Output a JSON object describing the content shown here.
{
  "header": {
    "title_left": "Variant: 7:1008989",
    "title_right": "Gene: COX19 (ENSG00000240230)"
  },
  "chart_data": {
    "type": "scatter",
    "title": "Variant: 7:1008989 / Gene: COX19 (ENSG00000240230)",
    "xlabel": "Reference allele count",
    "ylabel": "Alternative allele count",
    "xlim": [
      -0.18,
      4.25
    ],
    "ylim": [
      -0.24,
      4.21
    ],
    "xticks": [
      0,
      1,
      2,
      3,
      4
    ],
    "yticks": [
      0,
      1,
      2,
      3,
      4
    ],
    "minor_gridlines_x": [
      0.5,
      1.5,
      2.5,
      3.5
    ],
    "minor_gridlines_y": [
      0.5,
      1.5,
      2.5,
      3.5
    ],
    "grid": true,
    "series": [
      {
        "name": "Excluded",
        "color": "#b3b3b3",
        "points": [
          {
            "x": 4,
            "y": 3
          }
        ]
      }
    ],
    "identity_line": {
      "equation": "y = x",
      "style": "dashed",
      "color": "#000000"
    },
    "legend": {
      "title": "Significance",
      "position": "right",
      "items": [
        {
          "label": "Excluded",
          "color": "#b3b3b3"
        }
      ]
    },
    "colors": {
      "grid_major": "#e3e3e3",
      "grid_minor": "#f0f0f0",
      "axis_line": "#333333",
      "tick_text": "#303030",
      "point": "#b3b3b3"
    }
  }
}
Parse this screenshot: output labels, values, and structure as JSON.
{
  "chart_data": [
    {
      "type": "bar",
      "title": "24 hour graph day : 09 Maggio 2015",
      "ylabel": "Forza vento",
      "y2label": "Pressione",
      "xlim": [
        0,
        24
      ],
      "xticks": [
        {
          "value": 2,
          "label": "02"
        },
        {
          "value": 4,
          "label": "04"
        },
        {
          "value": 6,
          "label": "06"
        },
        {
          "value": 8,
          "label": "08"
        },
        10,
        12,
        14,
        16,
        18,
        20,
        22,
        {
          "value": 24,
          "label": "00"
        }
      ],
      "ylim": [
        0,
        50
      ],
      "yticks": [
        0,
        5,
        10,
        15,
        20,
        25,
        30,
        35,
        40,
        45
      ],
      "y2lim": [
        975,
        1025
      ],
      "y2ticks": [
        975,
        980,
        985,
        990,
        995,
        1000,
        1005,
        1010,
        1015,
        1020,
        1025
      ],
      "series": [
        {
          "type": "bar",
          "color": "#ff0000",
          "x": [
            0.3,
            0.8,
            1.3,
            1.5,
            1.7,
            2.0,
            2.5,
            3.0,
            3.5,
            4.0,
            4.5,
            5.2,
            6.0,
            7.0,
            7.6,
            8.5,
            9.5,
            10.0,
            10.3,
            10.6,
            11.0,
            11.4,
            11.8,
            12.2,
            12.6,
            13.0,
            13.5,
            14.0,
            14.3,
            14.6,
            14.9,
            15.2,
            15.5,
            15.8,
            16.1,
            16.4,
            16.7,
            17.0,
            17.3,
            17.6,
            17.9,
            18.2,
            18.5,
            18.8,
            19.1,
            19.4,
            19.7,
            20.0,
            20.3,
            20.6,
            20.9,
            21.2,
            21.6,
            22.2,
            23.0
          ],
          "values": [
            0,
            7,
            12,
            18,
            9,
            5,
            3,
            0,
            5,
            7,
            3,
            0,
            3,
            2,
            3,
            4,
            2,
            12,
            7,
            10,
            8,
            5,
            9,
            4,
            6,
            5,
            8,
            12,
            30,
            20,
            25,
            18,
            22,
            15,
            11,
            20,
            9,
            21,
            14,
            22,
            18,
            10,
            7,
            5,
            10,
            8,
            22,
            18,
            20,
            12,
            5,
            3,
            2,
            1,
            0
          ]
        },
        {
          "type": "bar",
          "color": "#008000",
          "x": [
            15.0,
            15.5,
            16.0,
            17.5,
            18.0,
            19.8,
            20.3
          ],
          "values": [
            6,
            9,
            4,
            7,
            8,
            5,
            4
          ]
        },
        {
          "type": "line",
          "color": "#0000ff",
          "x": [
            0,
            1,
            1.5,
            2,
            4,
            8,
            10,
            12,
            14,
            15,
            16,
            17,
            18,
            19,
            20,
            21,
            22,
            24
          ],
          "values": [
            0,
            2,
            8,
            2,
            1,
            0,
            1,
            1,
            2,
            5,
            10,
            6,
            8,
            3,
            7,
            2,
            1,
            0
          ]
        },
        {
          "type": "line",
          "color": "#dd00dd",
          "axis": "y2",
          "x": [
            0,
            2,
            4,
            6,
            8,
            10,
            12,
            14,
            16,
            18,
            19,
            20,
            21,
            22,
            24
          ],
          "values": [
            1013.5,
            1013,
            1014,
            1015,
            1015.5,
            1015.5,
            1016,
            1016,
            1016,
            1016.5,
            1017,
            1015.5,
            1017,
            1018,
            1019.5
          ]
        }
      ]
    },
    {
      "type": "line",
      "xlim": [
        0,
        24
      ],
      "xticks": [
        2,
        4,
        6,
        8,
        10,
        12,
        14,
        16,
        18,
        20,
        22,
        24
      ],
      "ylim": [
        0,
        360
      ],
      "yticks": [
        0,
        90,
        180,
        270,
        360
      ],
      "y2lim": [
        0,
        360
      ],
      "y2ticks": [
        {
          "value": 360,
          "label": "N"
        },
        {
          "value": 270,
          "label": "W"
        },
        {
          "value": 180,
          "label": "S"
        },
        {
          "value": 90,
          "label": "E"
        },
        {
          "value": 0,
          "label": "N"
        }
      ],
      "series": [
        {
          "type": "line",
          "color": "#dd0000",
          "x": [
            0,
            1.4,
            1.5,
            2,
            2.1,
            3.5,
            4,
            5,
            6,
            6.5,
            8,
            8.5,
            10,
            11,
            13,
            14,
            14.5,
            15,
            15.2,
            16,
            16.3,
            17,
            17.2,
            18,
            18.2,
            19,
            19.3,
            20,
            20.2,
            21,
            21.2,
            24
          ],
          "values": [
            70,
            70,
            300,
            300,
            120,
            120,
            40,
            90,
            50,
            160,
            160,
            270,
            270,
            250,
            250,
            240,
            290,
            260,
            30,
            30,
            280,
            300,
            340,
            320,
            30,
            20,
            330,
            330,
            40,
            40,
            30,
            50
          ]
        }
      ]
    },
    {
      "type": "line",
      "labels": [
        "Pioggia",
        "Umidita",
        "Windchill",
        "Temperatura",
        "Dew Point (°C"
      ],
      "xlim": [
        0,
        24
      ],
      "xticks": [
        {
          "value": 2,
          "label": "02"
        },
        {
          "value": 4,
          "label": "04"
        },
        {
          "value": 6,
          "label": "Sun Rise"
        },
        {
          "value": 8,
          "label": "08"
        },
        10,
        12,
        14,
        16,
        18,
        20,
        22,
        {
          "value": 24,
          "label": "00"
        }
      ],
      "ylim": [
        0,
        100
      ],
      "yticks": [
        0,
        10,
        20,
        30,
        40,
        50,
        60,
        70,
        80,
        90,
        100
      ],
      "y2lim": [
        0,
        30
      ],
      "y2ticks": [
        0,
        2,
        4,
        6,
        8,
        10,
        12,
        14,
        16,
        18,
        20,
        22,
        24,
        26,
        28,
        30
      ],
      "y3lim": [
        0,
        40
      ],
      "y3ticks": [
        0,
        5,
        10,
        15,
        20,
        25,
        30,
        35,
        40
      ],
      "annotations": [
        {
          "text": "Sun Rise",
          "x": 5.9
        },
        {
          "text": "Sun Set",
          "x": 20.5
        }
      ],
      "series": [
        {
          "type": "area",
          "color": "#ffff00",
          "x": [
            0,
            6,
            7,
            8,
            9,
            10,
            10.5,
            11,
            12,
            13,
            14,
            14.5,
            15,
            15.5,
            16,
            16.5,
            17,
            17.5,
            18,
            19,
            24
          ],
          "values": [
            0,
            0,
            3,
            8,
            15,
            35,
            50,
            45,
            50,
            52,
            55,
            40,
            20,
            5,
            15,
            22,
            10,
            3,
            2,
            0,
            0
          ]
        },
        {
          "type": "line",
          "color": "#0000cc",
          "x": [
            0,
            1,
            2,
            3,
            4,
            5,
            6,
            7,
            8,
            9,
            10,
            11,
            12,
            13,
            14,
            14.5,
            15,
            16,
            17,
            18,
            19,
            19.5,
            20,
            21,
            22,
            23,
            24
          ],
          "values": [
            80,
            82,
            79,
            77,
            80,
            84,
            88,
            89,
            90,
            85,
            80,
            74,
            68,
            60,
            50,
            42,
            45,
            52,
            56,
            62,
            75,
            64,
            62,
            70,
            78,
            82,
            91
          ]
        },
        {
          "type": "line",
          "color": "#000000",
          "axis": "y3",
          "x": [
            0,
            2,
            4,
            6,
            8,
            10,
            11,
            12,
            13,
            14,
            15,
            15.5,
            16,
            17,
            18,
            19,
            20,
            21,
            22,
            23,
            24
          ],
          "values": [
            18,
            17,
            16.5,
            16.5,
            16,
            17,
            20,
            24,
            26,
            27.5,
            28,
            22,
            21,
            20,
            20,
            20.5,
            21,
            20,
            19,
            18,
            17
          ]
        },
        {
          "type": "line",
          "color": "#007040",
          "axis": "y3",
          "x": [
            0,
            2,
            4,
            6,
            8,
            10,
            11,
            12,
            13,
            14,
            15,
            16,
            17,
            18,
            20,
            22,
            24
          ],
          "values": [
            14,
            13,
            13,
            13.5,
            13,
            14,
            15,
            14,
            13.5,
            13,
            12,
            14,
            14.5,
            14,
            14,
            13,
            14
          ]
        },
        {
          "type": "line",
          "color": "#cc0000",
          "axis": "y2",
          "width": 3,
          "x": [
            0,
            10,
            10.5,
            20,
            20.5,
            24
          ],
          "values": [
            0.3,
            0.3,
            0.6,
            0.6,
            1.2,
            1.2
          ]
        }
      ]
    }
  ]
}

☆ ☆ ☆ ☆ ☆

- [Exercise instructions] Look through the records and gather every line containing "JSON".

- [Finished exercise]
Output a JSON object describing the content shown here.
Parse this screenshot: output labels, values, and structure as JSON.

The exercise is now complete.